— begin Material for this task —
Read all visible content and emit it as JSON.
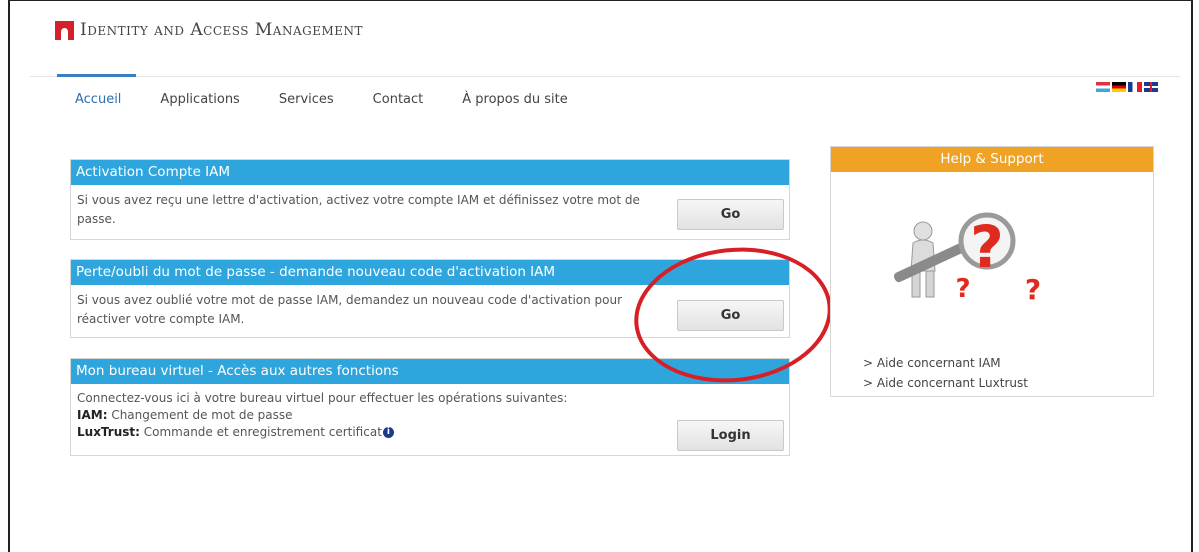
{
  "header": {
    "title": "Identity and Access Management"
  },
  "nav": {
    "items": [
      {
        "label": "Accueil"
      },
      {
        "label": "Applications"
      },
      {
        "label": "Services"
      },
      {
        "label": "Contact"
      },
      {
        "label": "À propos du site"
      }
    ],
    "active": "Accueil"
  },
  "languages": [
    "lu",
    "de",
    "fr",
    "en"
  ],
  "panels": {
    "activation": {
      "title": "Activation Compte IAM",
      "text": "Si vous avez reçu une lettre d'activation, activez votre compte IAM et définissez votre mot de passe.",
      "button": "Go"
    },
    "lost_password": {
      "title": "Perte/oubli du mot de passe - demande nouveau code d'activation IAM",
      "text": "Si vous avez oublié votre mot de passe IAM, demandez un nouveau code d'activation pour réactiver votre compte IAM.",
      "button": "Go"
    },
    "virtual_office": {
      "title": "Mon bureau virtuel - Accès aux autres fonctions",
      "intro": "Connectez-vous ici à votre bureau virtuel pour effectuer les opérations suivantes:",
      "line1_label": "IAM:",
      "line1_text": " Changement de mot de passe",
      "line2_label": "LuxTrust:",
      "line2_text": " Commande et enregistrement certificat",
      "info_icon": "i",
      "button": "Login"
    }
  },
  "help": {
    "title": "Help & Support",
    "links": [
      "> Aide concernant IAM",
      "> Aide concernant Luxtrust"
    ]
  },
  "colors": {
    "panel_header": "#2ea6dd",
    "help_header": "#f0a224",
    "annotation_circle": "#d91f26",
    "logo": "#d4202a"
  }
}
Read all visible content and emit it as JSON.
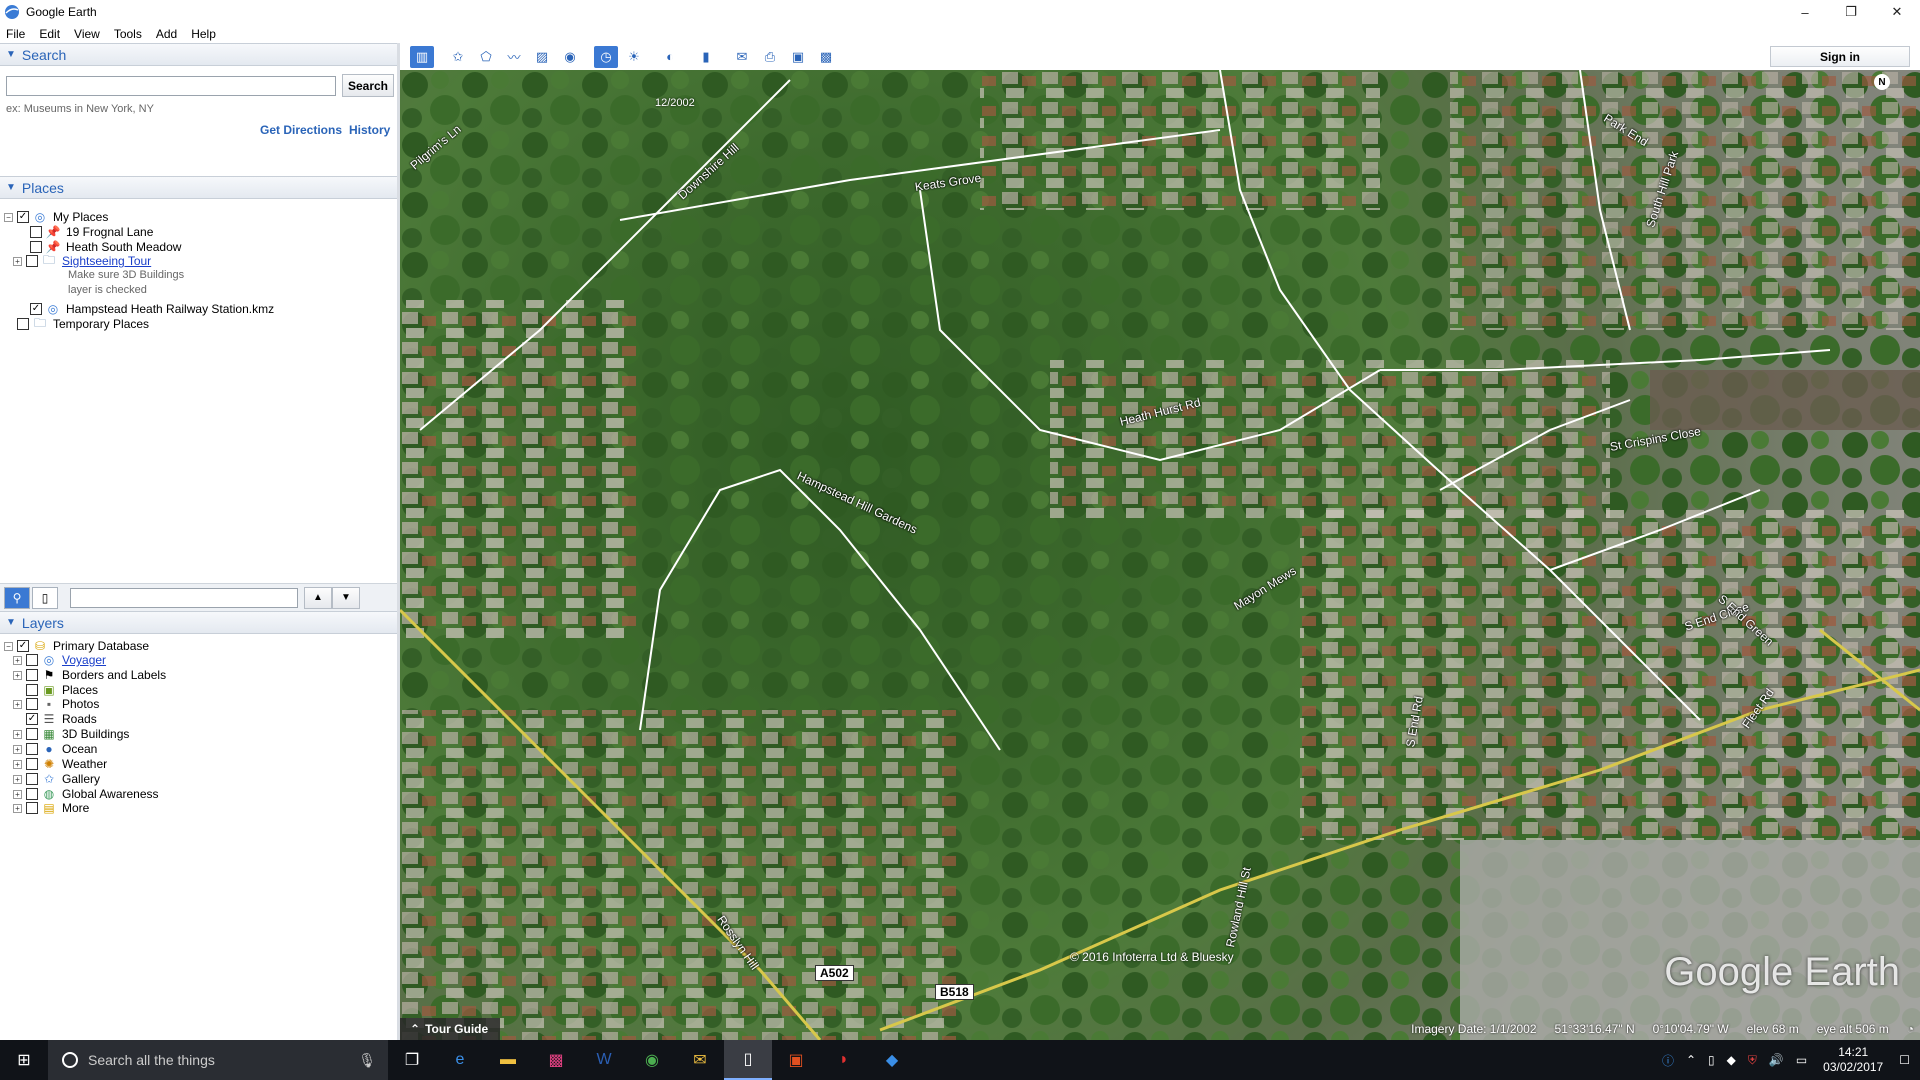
{
  "window": {
    "title": "Google Earth",
    "minimize": "–",
    "maximize": "❐",
    "close": "✕"
  },
  "menu": [
    "File",
    "Edit",
    "View",
    "Tools",
    "Add",
    "Help"
  ],
  "search": {
    "header": "Search",
    "input_value": "",
    "button": "Search",
    "hint": "ex: Museums in New York, NY",
    "get_directions": "Get Directions",
    "history": "History"
  },
  "places": {
    "header": "Places",
    "my_places": "My Places",
    "item1": "19 Frognal Lane",
    "item2": "Heath South Meadow",
    "item3": "Sightseeing Tour",
    "item3_note1": "Make sure 3D Buildings",
    "item3_note2": "layer is checked",
    "item4": "Hampstead Heath Railway Station.kmz",
    "temporary": "Temporary Places"
  },
  "layers": {
    "header": "Layers",
    "primary": "Primary Database",
    "items": [
      "Voyager",
      "Borders and Labels",
      "Places",
      "Photos",
      "Roads",
      "3D Buildings",
      "Ocean",
      "Weather",
      "Gallery",
      "Global Awareness",
      "More"
    ]
  },
  "toolbar": {
    "sign_in": "Sign in"
  },
  "map": {
    "date_label": "12/2002",
    "compass": "N",
    "streets": [
      "Pilgrim's Ln",
      "Downshire Hill",
      "Keats Grove",
      "Park End",
      "South Hill Park",
      "Heath Hurst Rd",
      "St Crispins Close",
      "Hampstead Hill Gardens",
      "Mayon Mews",
      "S End Close",
      "S End Green",
      "S End Rd",
      "Fleet Rd",
      "Rosslyn Hill",
      "Rowland Hill St"
    ],
    "shields": [
      "A502",
      "B518"
    ],
    "copyright": "© 2016 Infoterra Ltd & Bluesky",
    "watermark": "Google Earth",
    "tour_guide": "Tour Guide",
    "imagery_date": "Imagery Date: 1/1/2002",
    "lat": "51°33'16.47\" N",
    "lon": "0°10'04.79\" W",
    "elev": "elev  68 m",
    "eye_alt": "eye alt  506 m"
  },
  "taskbar": {
    "search_placeholder": "Search all the things",
    "time": "14:21",
    "date": "03/02/2017"
  }
}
— end Material for this task —
Return all of the entries exactly as written, but drop any pictures they hold.

Read all visible content and emit it as JSON.
{
  "header": {
    "title": "Identity and Access Management"
  },
  "nav": {
    "items": [
      {
        "label": "Accueil"
      },
      {
        "label": "Applications"
      },
      {
        "label": "Services"
      },
      {
        "label": "Contact"
      },
      {
        "label": "À propos du site"
      }
    ],
    "active": "Accueil"
  },
  "languages": [
    "lu",
    "de",
    "fr",
    "en"
  ],
  "panels": {
    "activation": {
      "title": "Activation Compte IAM",
      "text": "Si vous avez reçu une lettre d'activation, activez votre compte IAM et définissez votre mot de passe.",
      "button": "Go"
    },
    "lost_password": {
      "title": "Perte/oubli du mot de passe - demande nouveau code d'activation IAM",
      "text": "Si vous avez oublié votre mot de passe IAM, demandez un nouveau code d'activation pour réactiver votre compte IAM.",
      "button": "Go"
    },
    "virtual_office": {
      "title": "Mon bureau virtuel - Accès aux autres fonctions",
      "intro": "Connectez-vous ici à votre bureau virtuel pour effectuer les opérations suivantes:",
      "line1_label": "IAM:",
      "line1_text": " Changement de mot de passe",
      "line2_label": "LuxTrust:",
      "line2_text": " Commande et enregistrement certificat",
      "info_icon": "i",
      "button": "Login"
    }
  },
  "help": {
    "title": "Help & Support",
    "links": [
      "> Aide concernant IAM",
      "> Aide concernant Luxtrust"
    ]
  },
  "colors": {
    "panel_header": "#2ea6dd",
    "help_header": "#f0a224",
    "annotation_circle": "#d91f26",
    "logo": "#d4202a"
  }
}
Read all visible content and emit it as JSON.
{
  "window": {
    "title": "Google Earth",
    "minimize": "–",
    "maximize": "❐",
    "close": "✕"
  },
  "menu": [
    "File",
    "Edit",
    "View",
    "Tools",
    "Add",
    "Help"
  ],
  "search": {
    "header": "Search",
    "input_value": "",
    "button": "Search",
    "hint": "ex: Museums in New York, NY",
    "get_directions": "Get Directions",
    "history": "History"
  },
  "places": {
    "header": "Places",
    "my_places": "My Places",
    "item1": "19 Frognal Lane",
    "item2": "Heath South Meadow",
    "item3": "Sightseeing Tour",
    "item3_note1": "Make sure 3D Buildings",
    "item3_note2": "layer is checked",
    "item4": "Hampstead Heath Railway Station.kmz",
    "temporary": "Temporary Places"
  },
  "layers": {
    "header": "Layers",
    "primary": "Primary Database",
    "items": [
      "Voyager",
      "Borders and Labels",
      "Places",
      "Photos",
      "Roads",
      "3D Buildings",
      "Ocean",
      "Weather",
      "Gallery",
      "Global Awareness",
      "More"
    ]
  },
  "toolbar": {
    "sign_in": "Sign in"
  },
  "map": {
    "date_label": "12/2002",
    "compass": "N",
    "streets": [
      "Pilgrim's Ln",
      "Downshire Hill",
      "Keats Grove",
      "Park End",
      "South Hill Park",
      "Heath Hurst Rd",
      "St Crispins Close",
      "Hampstead Hill Gardens",
      "Mayon Mews",
      "S End Close",
      "S End Green",
      "S End Rd",
      "Fleet Rd",
      "Rosslyn Hill",
      "Rowland Hill St"
    ],
    "shields": [
      "A502",
      "B518"
    ],
    "copyright": "© 2016 Infoterra Ltd & Bluesky",
    "watermark": "Google Earth",
    "tour_guide": "Tour Guide",
    "imagery_date": "Imagery Date: 1/1/2002",
    "lat": "51°33'16.47\" N",
    "lon": "0°10'04.79\" W",
    "elev": "elev  68 m",
    "eye_alt": "eye alt  506 m"
  },
  "taskbar": {
    "search_placeholder": "Search all the things",
    "time": "14:21",
    "date": "03/02/2017"
  }
}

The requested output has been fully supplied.